(Items from a figure collection)

⟨

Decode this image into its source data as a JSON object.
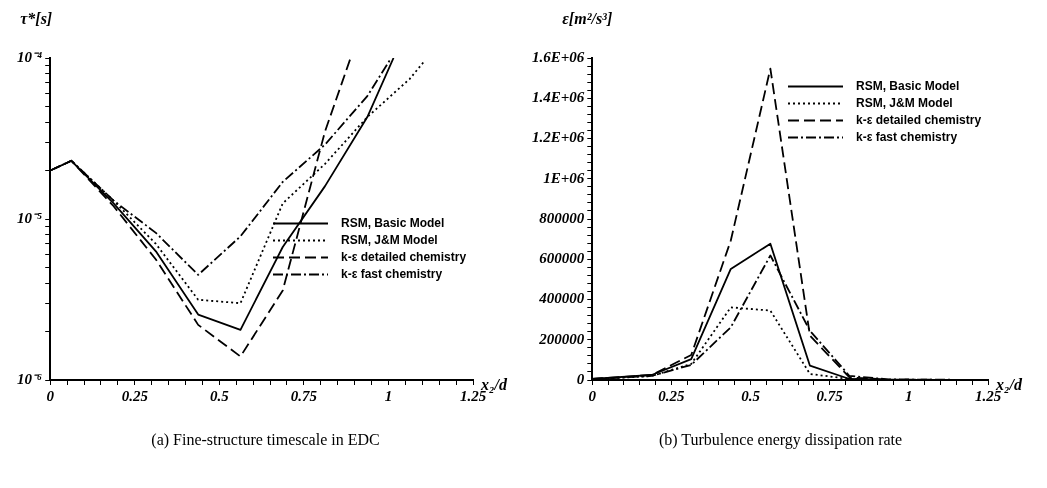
{
  "chart_data": [
    {
      "type": "line",
      "title": "(a) Fine-structure timescale in EDC",
      "xlabel": "x₂/d",
      "ylabel": "τ*[s]",
      "log": "y",
      "legend": "right",
      "xlim": [
        0,
        1.25
      ],
      "ylim": [
        1e-06,
        0.0001
      ],
      "xticks": [
        0,
        {
          "value": 0.05,
          "label": null
        },
        {
          "value": 0.1,
          "label": null
        },
        {
          "value": 0.15,
          "label": null
        },
        {
          "value": 0.2,
          "label": null
        },
        0.25,
        {
          "value": 0.3,
          "label": null
        },
        {
          "value": 0.35,
          "label": null
        },
        {
          "value": 0.4,
          "label": null
        },
        {
          "value": 0.45,
          "label": null
        },
        0.5,
        {
          "value": 0.55,
          "label": null
        },
        {
          "value": 0.6,
          "label": null
        },
        {
          "value": 0.65,
          "label": null
        },
        {
          "value": 0.7,
          "label": null
        },
        0.75,
        {
          "value": 0.8,
          "label": null
        },
        {
          "value": 0.85,
          "label": null
        },
        {
          "value": 0.9,
          "label": null
        },
        {
          "value": 0.95,
          "label": null
        },
        1,
        {
          "value": 1.05,
          "label": null
        },
        {
          "value": 1.1,
          "label": null
        },
        {
          "value": 1.15,
          "label": null
        },
        {
          "value": 1.2,
          "label": null
        },
        1.25
      ],
      "yticks": [
        {
          "value": 1e-06,
          "label": "10⁻⁶"
        },
        {
          "value": 2e-06,
          "label": null
        },
        {
          "value": 3e-06,
          "label": null
        },
        {
          "value": 4e-06,
          "label": null
        },
        {
          "value": 5e-06,
          "label": null
        },
        {
          "value": 6e-06,
          "label": null
        },
        {
          "value": 7e-06,
          "label": null
        },
        {
          "value": 8e-06,
          "label": null
        },
        {
          "value": 9e-06,
          "label": null
        },
        {
          "value": 1e-05,
          "label": "10⁻⁵"
        },
        {
          "value": 2e-05,
          "label": null
        },
        {
          "value": 3e-05,
          "label": null
        },
        {
          "value": 4e-05,
          "label": null
        },
        {
          "value": 5e-05,
          "label": null
        },
        {
          "value": 6e-05,
          "label": null
        },
        {
          "value": 7e-05,
          "label": null
        },
        {
          "value": 8e-05,
          "label": null
        },
        {
          "value": 9e-05,
          "label": null
        },
        {
          "value": 0.0001,
          "label": "10⁻⁴"
        }
      ],
      "series": [
        {
          "name": "RSM, Basic Model",
          "color": "#000000",
          "line_style": "solid",
          "x": [
            0,
            0.0625,
            0.1875,
            0.3125,
            0.4375,
            0.5625,
            0.6875,
            0.8125,
            0.9375,
            1.015
          ],
          "values": [
            2e-05,
            2.3e-05,
            1.25e-05,
            6.3e-06,
            2.55e-06,
            2.05e-06,
            6.7e-06,
            1.6e-05,
            4.3e-05,
            0.0001
          ]
        },
        {
          "name": "RSM, J&M Model",
          "color": "#000000",
          "line_style": "dotted",
          "x": [
            0,
            0.0625,
            0.1875,
            0.3125,
            0.4375,
            0.5625,
            0.6875,
            0.8125,
            0.9375,
            1.0625,
            1.107
          ],
          "values": [
            2e-05,
            2.3e-05,
            1.3e-05,
            7e-06,
            3.15e-06,
            3e-06,
            1.25e-05,
            2.2e-05,
            4.3e-05,
            7.4e-05,
            9.6e-05
          ]
        },
        {
          "name": "k-ε detailed chemistry",
          "color": "#000000",
          "line_style": "dashed",
          "x": [
            0,
            0.0625,
            0.1875,
            0.3125,
            0.4375,
            0.5625,
            0.6875,
            0.8125,
            0.888
          ],
          "values": [
            2e-05,
            2.3e-05,
            1.2e-05,
            5.6e-06,
            2.2e-06,
            1.4e-06,
            3.6e-06,
            3.5e-05,
            0.0001
          ]
        },
        {
          "name": "k-ε fast chemistry",
          "color": "#000000",
          "line_style": "dashdot",
          "x": [
            0,
            0.0625,
            0.1875,
            0.3125,
            0.4375,
            0.5625,
            0.6875,
            0.8125,
            0.9375,
            1.008
          ],
          "values": [
            2e-05,
            2.3e-05,
            1.3e-05,
            8.2e-06,
            4.5e-06,
            7.8e-06,
            1.7e-05,
            2.9e-05,
            5.8e-05,
            0.0001
          ]
        }
      ]
    },
    {
      "type": "line",
      "title": "(b) Turbulence energy dissipation rate",
      "xlabel": "x₂/d",
      "ylabel": "ε[m²/s³]",
      "legend": "top right",
      "xlim": [
        0,
        1.25
      ],
      "ylim": [
        0,
        1600000
      ],
      "xticks": [
        0,
        {
          "value": 0.05,
          "label": null
        },
        {
          "value": 0.1,
          "label": null
        },
        {
          "value": 0.15,
          "label": null
        },
        {
          "value": 0.2,
          "label": null
        },
        0.25,
        {
          "value": 0.3,
          "label": null
        },
        {
          "value": 0.35,
          "label": null
        },
        {
          "value": 0.4,
          "label": null
        },
        {
          "value": 0.45,
          "label": null
        },
        0.5,
        {
          "value": 0.55,
          "label": null
        },
        {
          "value": 0.6,
          "label": null
        },
        {
          "value": 0.65,
          "label": null
        },
        {
          "value": 0.7,
          "label": null
        },
        0.75,
        {
          "value": 0.8,
          "label": null
        },
        {
          "value": 0.85,
          "label": null
        },
        {
          "value": 0.9,
          "label": null
        },
        {
          "value": 0.95,
          "label": null
        },
        1,
        {
          "value": 1.05,
          "label": null
        },
        {
          "value": 1.1,
          "label": null
        },
        {
          "value": 1.15,
          "label": null
        },
        {
          "value": 1.2,
          "label": null
        },
        1.25
      ],
      "yticks": [
        0,
        {
          "value": 40000,
          "label": null
        },
        {
          "value": 80000,
          "label": null
        },
        {
          "value": 120000,
          "label": null
        },
        {
          "value": 160000,
          "label": null
        },
        200000,
        {
          "value": 240000,
          "label": null
        },
        {
          "value": 280000,
          "label": null
        },
        {
          "value": 320000,
          "label": null
        },
        {
          "value": 360000,
          "label": null
        },
        400000,
        {
          "value": 440000,
          "label": null
        },
        {
          "value": 480000,
          "label": null
        },
        {
          "value": 520000,
          "label": null
        },
        {
          "value": 560000,
          "label": null
        },
        600000,
        {
          "value": 640000,
          "label": null
        },
        {
          "value": 680000,
          "label": null
        },
        {
          "value": 720000,
          "label": null
        },
        {
          "value": 760000,
          "label": null
        },
        800000,
        {
          "value": 840000,
          "label": null
        },
        {
          "value": 880000,
          "label": null
        },
        {
          "value": 920000,
          "label": null
        },
        {
          "value": 960000,
          "label": null
        },
        {
          "value": 1000000,
          "label": "1E+06"
        },
        {
          "value": 1040000,
          "label": null
        },
        {
          "value": 1080000,
          "label": null
        },
        {
          "value": 1120000,
          "label": null
        },
        {
          "value": 1160000,
          "label": null
        },
        {
          "value": 1200000,
          "label": "1.2E+06"
        },
        {
          "value": 1240000,
          "label": null
        },
        {
          "value": 1280000,
          "label": null
        },
        {
          "value": 1320000,
          "label": null
        },
        {
          "value": 1360000,
          "label": null
        },
        {
          "value": 1400000,
          "label": "1.4E+06"
        },
        {
          "value": 1440000,
          "label": null
        },
        {
          "value": 1480000,
          "label": null
        },
        {
          "value": 1520000,
          "label": null
        },
        {
          "value": 1560000,
          "label": null
        },
        {
          "value": 1600000,
          "label": "1.6E+06"
        }
      ],
      "series": [
        {
          "name": "RSM, Basic Model",
          "color": "#000000",
          "line_style": "solid",
          "x": [
            0,
            0.1875,
            0.3125,
            0.4375,
            0.5625,
            0.6875,
            0.8125,
            0.9375,
            1.25
          ],
          "values": [
            5000,
            25000,
            104000,
            552000,
            677000,
            71000,
            5000,
            0,
            0
          ]
        },
        {
          "name": "RSM, J&M Model",
          "color": "#000000",
          "line_style": "dotted",
          "x": [
            0,
            0.1875,
            0.3125,
            0.4375,
            0.5625,
            0.6875,
            0.8125,
            0.9375,
            1.25
          ],
          "values": [
            3000,
            20000,
            80000,
            361000,
            345000,
            30000,
            5000,
            0,
            0
          ]
        },
        {
          "name": "k-ε detailed chemistry",
          "color": "#000000",
          "line_style": "dashed",
          "x": [
            0,
            0.1875,
            0.3125,
            0.4375,
            0.5625,
            0.6875,
            0.8125,
            0.9375,
            1.25
          ],
          "values": [
            5000,
            25000,
            124000,
            693000,
            1547000,
            220000,
            13000,
            2000,
            0
          ]
        },
        {
          "name": "k-ε fast chemistry",
          "color": "#000000",
          "line_style": "dashdot",
          "x": [
            0,
            0.1875,
            0.3125,
            0.4375,
            0.5625,
            0.6875,
            0.8125,
            0.9375,
            1.25
          ],
          "values": [
            5000,
            20000,
            75000,
            262000,
            619000,
            245000,
            20000,
            3000,
            0
          ]
        }
      ]
    }
  ]
}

⟩

#### INSTRUCTION:
Every line in the data above that contains "title" needs to be copied.

#### CORRECT RESULT:
      "title": "(a) Fine-structure timescale in EDC",
      "title": "(b) Turbulence energy dissipation rate",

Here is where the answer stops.